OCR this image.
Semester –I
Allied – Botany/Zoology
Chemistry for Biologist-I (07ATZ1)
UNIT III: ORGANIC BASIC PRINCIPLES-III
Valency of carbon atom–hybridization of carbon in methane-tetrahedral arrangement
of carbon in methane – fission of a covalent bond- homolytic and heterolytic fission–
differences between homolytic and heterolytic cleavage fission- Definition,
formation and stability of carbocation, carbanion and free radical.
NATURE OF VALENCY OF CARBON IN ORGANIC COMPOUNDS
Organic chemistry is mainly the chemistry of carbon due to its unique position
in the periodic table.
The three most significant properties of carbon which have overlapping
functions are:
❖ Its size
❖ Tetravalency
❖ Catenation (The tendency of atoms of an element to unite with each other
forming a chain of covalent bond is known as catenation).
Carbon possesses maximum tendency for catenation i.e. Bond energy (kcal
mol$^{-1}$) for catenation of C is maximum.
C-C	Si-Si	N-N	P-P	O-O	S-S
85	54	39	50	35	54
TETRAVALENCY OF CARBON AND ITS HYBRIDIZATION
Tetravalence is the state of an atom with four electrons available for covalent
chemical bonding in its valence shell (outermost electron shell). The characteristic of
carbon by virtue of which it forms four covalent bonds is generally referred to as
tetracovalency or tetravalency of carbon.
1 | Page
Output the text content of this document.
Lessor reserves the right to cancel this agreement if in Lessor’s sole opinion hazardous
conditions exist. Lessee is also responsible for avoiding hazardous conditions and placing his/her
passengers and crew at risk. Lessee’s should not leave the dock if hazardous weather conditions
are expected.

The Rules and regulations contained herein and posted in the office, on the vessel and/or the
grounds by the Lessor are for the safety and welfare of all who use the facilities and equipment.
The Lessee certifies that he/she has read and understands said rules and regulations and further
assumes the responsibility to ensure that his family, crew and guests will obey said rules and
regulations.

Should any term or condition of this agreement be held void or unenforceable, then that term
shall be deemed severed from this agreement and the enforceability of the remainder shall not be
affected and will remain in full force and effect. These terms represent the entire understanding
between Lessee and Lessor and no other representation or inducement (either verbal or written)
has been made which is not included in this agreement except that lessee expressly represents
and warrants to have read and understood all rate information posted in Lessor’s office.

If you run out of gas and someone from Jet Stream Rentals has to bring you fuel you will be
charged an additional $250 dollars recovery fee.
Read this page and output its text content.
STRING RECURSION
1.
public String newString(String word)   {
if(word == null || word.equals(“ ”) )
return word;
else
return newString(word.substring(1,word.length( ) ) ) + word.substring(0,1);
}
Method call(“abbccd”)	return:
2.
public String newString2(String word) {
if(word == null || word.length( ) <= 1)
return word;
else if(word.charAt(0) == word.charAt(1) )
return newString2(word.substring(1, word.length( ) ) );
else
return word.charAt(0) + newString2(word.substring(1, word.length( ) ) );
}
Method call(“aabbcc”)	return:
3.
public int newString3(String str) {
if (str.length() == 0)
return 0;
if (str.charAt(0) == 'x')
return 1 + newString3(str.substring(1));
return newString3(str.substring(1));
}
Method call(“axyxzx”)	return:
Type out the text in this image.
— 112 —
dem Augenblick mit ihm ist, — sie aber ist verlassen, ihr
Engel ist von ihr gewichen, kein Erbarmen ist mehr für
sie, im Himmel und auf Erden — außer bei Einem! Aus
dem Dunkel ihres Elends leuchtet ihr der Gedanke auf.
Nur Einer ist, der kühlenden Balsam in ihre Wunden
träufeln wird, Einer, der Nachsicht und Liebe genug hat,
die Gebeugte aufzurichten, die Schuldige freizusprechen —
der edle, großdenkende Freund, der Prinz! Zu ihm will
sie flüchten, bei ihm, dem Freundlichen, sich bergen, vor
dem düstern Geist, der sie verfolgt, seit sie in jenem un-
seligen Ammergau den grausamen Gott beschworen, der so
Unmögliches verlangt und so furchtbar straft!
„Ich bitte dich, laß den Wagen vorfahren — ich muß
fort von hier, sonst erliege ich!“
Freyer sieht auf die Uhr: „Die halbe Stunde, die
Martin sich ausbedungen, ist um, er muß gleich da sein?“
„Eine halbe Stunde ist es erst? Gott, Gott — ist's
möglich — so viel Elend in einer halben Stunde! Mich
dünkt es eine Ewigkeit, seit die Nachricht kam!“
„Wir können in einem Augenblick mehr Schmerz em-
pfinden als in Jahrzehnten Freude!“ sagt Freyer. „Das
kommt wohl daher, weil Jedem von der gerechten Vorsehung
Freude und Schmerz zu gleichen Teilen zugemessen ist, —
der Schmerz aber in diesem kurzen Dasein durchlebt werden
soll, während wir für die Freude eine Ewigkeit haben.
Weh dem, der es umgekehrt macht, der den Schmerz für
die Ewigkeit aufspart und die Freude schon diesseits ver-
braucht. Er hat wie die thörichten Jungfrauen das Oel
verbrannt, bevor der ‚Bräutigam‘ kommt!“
━━━━━━━━━━━━━━━━━━━━━━━━━━━━━━
**TO DO:** Using the material above, gather every line that includes "homolytic".

**TASK RESPONSE:**
of carbon in methane – fission of a covalent bond- homolytic and heterolytic fission–
differences between homolytic and heterolytic cleavage fission- Definition,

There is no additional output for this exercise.